## Request
Restate all of the data exactly.

Source data:
○ ○ ○ ○

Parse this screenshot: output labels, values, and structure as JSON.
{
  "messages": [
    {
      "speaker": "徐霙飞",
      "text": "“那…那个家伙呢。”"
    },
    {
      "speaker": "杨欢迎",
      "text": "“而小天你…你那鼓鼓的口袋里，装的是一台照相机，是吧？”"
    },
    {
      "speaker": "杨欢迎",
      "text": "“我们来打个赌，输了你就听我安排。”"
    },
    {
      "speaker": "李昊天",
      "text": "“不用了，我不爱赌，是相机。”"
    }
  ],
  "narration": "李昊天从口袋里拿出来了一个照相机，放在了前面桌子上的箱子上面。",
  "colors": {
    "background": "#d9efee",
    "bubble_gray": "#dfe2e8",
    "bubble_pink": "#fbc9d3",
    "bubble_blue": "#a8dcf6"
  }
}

○ ○ ○ ○

## Problem solution
Parse this screenshot: output labels, values, and structure as JSON.
{
  "messages": [
    {
      "speaker": "徐霙飞",
      "text": "“那…那个家伙呢。”"
    },
    {
      "speaker": "杨欢迎",
      "text": "“而小天你…你那鼓鼓的口袋里，装的是一台照相机，是吧？”"
    },
    {
      "speaker": "杨欢迎",
      "text": "“我们来打个赌，输了你就听我安排。”"
    },
    {
      "speaker": "李昊天",
      "text": "“不用了，我不爱赌，是相机。”"
    }
  ],
  "narration": "李昊天从口袋里拿出来了一个照相机，放在了前面桌子上的箱子上面。",
  "colors": {
    "background": "#d9efee",
    "bubble_gray": "#dfe2e8",
    "bubble_pink": "#fbc9d3",
    "bubble_blue": "#a8dcf6"
  }
}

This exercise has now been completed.